◆ Assignment: For the entries that follow, produce an exact copy with no pictures in it.

[Opening The records section]

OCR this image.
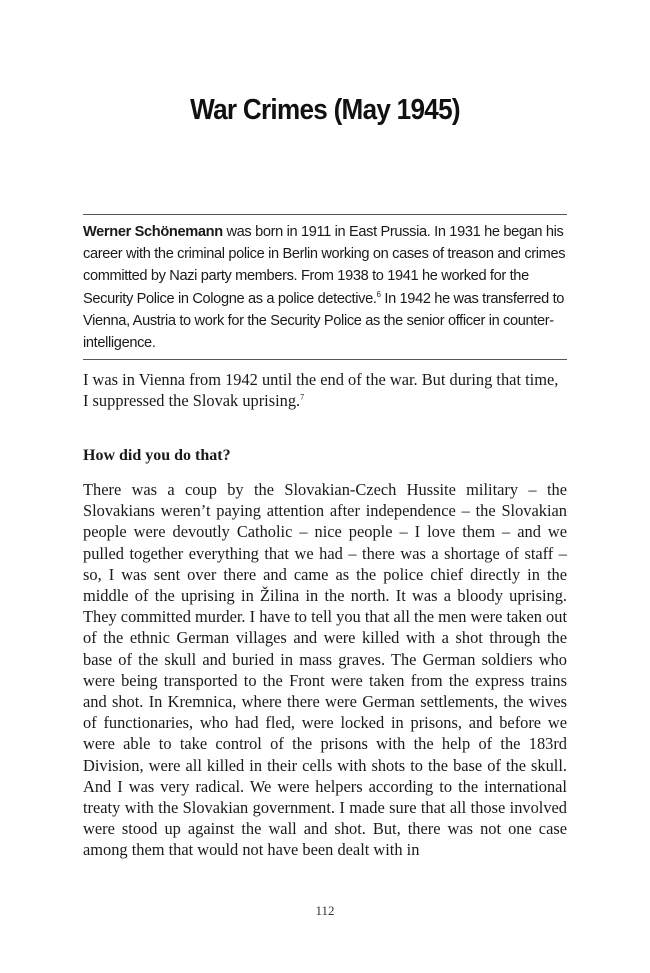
War Crimes (May 1945)

Werner Schönemann was born in 1911 in East Prussia. In 1931 he began his career with the criminal police in Berlin working on cases of treason and crimes committed by Nazi party members. From 1938 to 1941 he worked for the Security Police in Cologne as a police detective.$^6$ In 1942 he was transferred to Vienna, Austria to work for the Security Police as the senior officer in counter-intelligence.

I was in Vienna from 1942 until the end of the war. But during that time, I suppressed the Slovak uprising.$^7$

How did you do that?

There was a coup by the Slovakian-Czech Hussite military – the Slovakians weren’t paying attention after independence – the Slovakian people were devoutly Catholic – nice people – I love them – and we pulled together everything that we had – there was a shortage of staff – so, I was sent over there and came as the police chief directly in the middle of the uprising in Žilina in the north. It was a bloody uprising. They committed murder. I have to tell you that all the men were taken out of the ethnic German villages and were killed with a shot through the base of the skull and buried in mass graves. The German soldiers who were being transported to the Front were taken from the express trains and shot. In Kremnica, where there were German settlements, the wives of functionaries, who had fled, were locked in prisons, and before we were able to take control of the prisons with the help of the 183rd Division, were all killed in their cells with shots to the base of the skull. And I was very radical. We were helpers according to the international treaty with the Slovakian government. I made sure that all those involved were stood up against the wall and shot. But, there was not one case among them that would not have been dealt with in

112
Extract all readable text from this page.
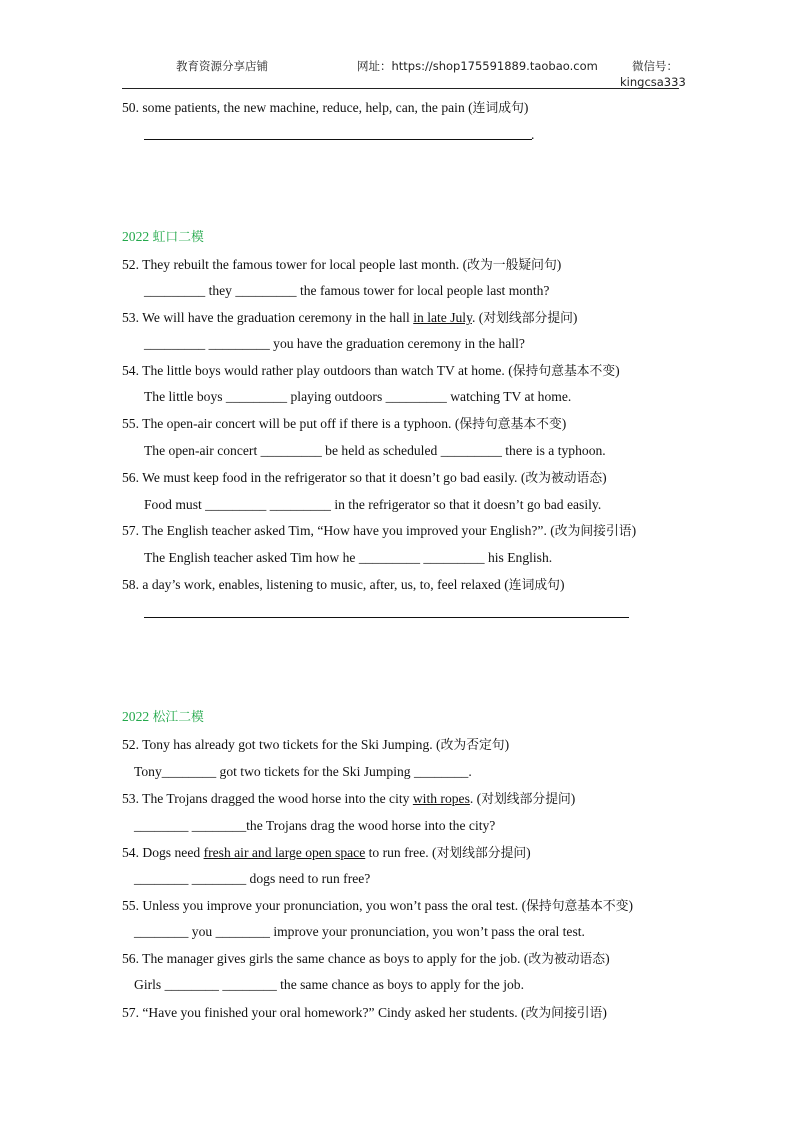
教育资源分享店铺	网址：https://shop175591889.taobao.com	微信号：
kingcsa333
50. some patients, the new machine, reduce, help, can, the pain (连词成句)
.
2022 虹口二模
52. They rebuilt the famous tower for local people last month. (改为一般疑问句)
_________ they _________ the famous tower for local people last month?
53. We will have the graduation ceremony in the hall in late July. (对划线部分提问)
_________ _________ you have the graduation ceremony in the hall?
54. The little boys would rather play outdoors than watch TV at home. (保持句意基本不变)
The little boys _________ playing outdoors _________ watching TV at home.
55. The open-air concert will be put off if there is a typhoon. (保持句意基本不变)
The open-air concert _________ be held as scheduled _________ there is a typhoon.
56. We must keep food in the refrigerator so that it doesn’t go bad easily. (改为被动语态)
Food must _________ _________ in the refrigerator so that it doesn’t go bad easily.
57. The English teacher asked Tim, “How have you improved your English?”. (改为间接引语)
The English teacher asked Tim how he _________ _________ his English.
58. a day’s work, enables, listening to music, after, us, to, feel relaxed (连词成句)
2022 松江二模
52. Tony has already got two tickets for the Ski Jumping. (改为否定句)
Tony________ got two tickets for the Ski Jumping ________.
53. The Trojans dragged the wood horse into the city with ropes. (对划线部分提问)
________ ________the Trojans drag the wood horse into the city?
54. Dogs need fresh air and large open space to run free. (对划线部分提问)
________ ________ dogs need to run free?
55. Unless you improve your pronunciation, you won’t pass the oral test. (保持句意基本不变)
________ you ________ improve your pronunciation, you won’t pass the oral test.
56. The manager gives girls the same chance as boys to apply for the job. (改为被动语态)
Girls ________ ________ the same chance as boys to apply for the job.
57. “Have you finished your oral homework?” Cindy asked her students. (改为间接引语)
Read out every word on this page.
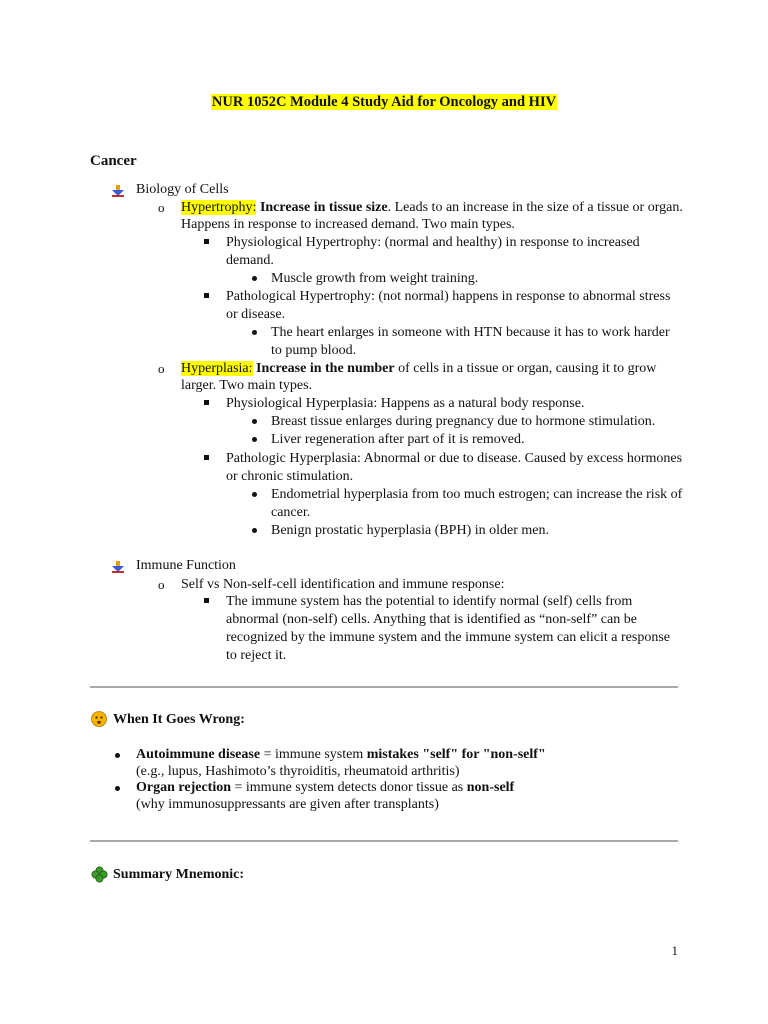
NUR 1052C Module 4 Study Aid for Oncology and HIV
Cancer
Biology of Cells
o Hypertrophy: Increase in tissue size. Leads to an increase in the size of a tissue or organ.
Happens in response to increased demand. Two main types.
Physiological Hypertrophy: (normal and healthy) in response to increased
demand.
Muscle growth from weight training.
Pathological Hypertrophy: (not normal) happens in response to abnormal stress
or disease.
The heart enlarges in someone with HTN because it has to work harder
to pump blood.
o Hyperplasia: Increase in the number of cells in a tissue or organ, causing it to grow
larger. Two main types.
Physiological Hyperplasia: Happens as a natural body response.
Breast tissue enlarges during pregnancy due to hormone stimulation.
Liver regeneration after part of it is removed.
Pathologic Hyperplasia: Abnormal or due to disease. Caused by excess hormones
or chronic stimulation.
Endometrial hyperplasia from too much estrogen; can increase the risk of
cancer.
Benign prostatic hyperplasia (BPH) in older men.
Immune Function
o Self vs Non-self-cell identification and immune response:
The immune system has the potential to identify normal (self) cells from
abnormal (non-self) cells. Anything that is identified as “non-self” can be
recognized by the immune system and the immune system can elicit a response
to reject it.
When It Goes Wrong:
Autoimmune disease = immune system mistakes "self" for "non-self"
(e.g., lupus, Hashimoto’s thyroiditis, rheumatoid arthritis)
Organ rejection = immune system detects donor tissue as non-self
(why immunosuppressants are given after transplants)
Summary Mnemonic:
1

[Closing The records section]

◆ Answer space:
OCR this image.
War Crimes (May 1945)

Werner Schönemann was born in 1911 in East Prussia. In 1931 he began his career with the criminal police in Berlin working on cases of treason and crimes committed by Nazi party members. From 1938 to 1941 he worked for the Security Police in Cologne as a police detective.$^6$ In 1942 he was transferred to Vienna, Austria to work for the Security Police as the senior officer in counter-intelligence.

I was in Vienna from 1942 until the end of the war. But during that time, I suppressed the Slovak uprising.$^7$

How did you do that?

There was a coup by the Slovakian-Czech Hussite military – the Slovakians weren’t paying attention after independence – the Slovakian people were devoutly Catholic – nice people – I love them – and we pulled together everything that we had – there was a shortage of staff – so, I was sent over there and came as the police chief directly in the middle of the uprising in Žilina in the north. It was a bloody uprising. They committed murder. I have to tell you that all the men were taken out of the ethnic German villages and were killed with a shot through the base of the skull and buried in mass graves. The German soldiers who were being transported to the Front were taken from the express trains and shot. In Kremnica, where there were German settlements, the wives of functionaries, who had fled, were locked in prisons, and before we were able to take control of the prisons with the help of the 183rd Division, were all killed in their cells with shots to the base of the skull. And I was very radical. We were helpers according to the international treaty with the Slovakian government. I made sure that all those involved were stood up against the wall and shot. But, there was not one case among them that would not have been dealt with in

112
Extract all readable text from this page.
教育资源分享店铺	网址：https://shop175591889.taobao.com	微信号：
kingcsa333
50. some patients, the new machine, reduce, help, can, the pain (连词成句)
.
2022 虹口二模
52. They rebuilt the famous tower for local people last month. (改为一般疑问句)
_________ they _________ the famous tower for local people last month?
53. We will have the graduation ceremony in the hall in late July. (对划线部分提问)
_________ _________ you have the graduation ceremony in the hall?
54. The little boys would rather play outdoors than watch TV at home. (保持句意基本不变)
The little boys _________ playing outdoors _________ watching TV at home.
55. The open-air concert will be put off if there is a typhoon. (保持句意基本不变)
The open-air concert _________ be held as scheduled _________ there is a typhoon.
56. We must keep food in the refrigerator so that it doesn’t go bad easily. (改为被动语态)
Food must _________ _________ in the refrigerator so that it doesn’t go bad easily.
57. The English teacher asked Tim, “How have you improved your English?”. (改为间接引语)
The English teacher asked Tim how he _________ _________ his English.
58. a day’s work, enables, listening to music, after, us, to, feel relaxed (连词成句)
2022 松江二模
52. Tony has already got two tickets for the Ski Jumping. (改为否定句)
Tony________ got two tickets for the Ski Jumping ________.
53. The Trojans dragged the wood horse into the city with ropes. (对划线部分提问)
________ ________the Trojans drag the wood horse into the city?
54. Dogs need fresh air and large open space to run free. (对划线部分提问)
________ ________ dogs need to run free?
55. Unless you improve your pronunciation, you won’t pass the oral test. (保持句意基本不变)
________ you ________ improve your pronunciation, you won’t pass the oral test.
56. The manager gives girls the same chance as boys to apply for the job. (改为被动语态)
Girls ________ ________ the same chance as boys to apply for the job.
57. “Have you finished your oral homework?” Cindy asked her students. (改为间接引语)
Read out every word on this page.
NUR 1052C Module 4 Study Aid for Oncology and HIV
Cancer
Biology of Cells
o Hypertrophy: Increase in tissue size. Leads to an increase in the size of a tissue or organ.
Happens in response to increased demand. Two main types.
Physiological Hypertrophy: (normal and healthy) in response to increased
demand.
Muscle growth from weight training.
Pathological Hypertrophy: (not normal) happens in response to abnormal stress
or disease.
The heart enlarges in someone with HTN because it has to work harder
to pump blood.
o Hyperplasia: Increase in the number of cells in a tissue or organ, causing it to grow
larger. Two main types.
Physiological Hyperplasia: Happens as a natural body response.
Breast tissue enlarges during pregnancy due to hormone stimulation.
Liver regeneration after part of it is removed.
Pathologic Hyperplasia: Abnormal or due to disease. Caused by excess hormones
or chronic stimulation.
Endometrial hyperplasia from too much estrogen; can increase the risk of
cancer.
Benign prostatic hyperplasia (BPH) in older men.
Immune Function
o Self vs Non-self-cell identification and immune response:
The immune system has the potential to identify normal (self) cells from
abnormal (non-self) cells. Anything that is identified as “non-self” can be
recognized by the immune system and the immune system can elicit a response
to reject it.
When It Goes Wrong:
Autoimmune disease = immune system mistakes "self" for "non-self"
(e.g., lupus, Hashimoto’s thyroiditis, rheumatoid arthritis)
Organ rejection = immune system detects donor tissue as non-self
(why immunosuppressants are given after transplants)
Summary Mnemonic:
1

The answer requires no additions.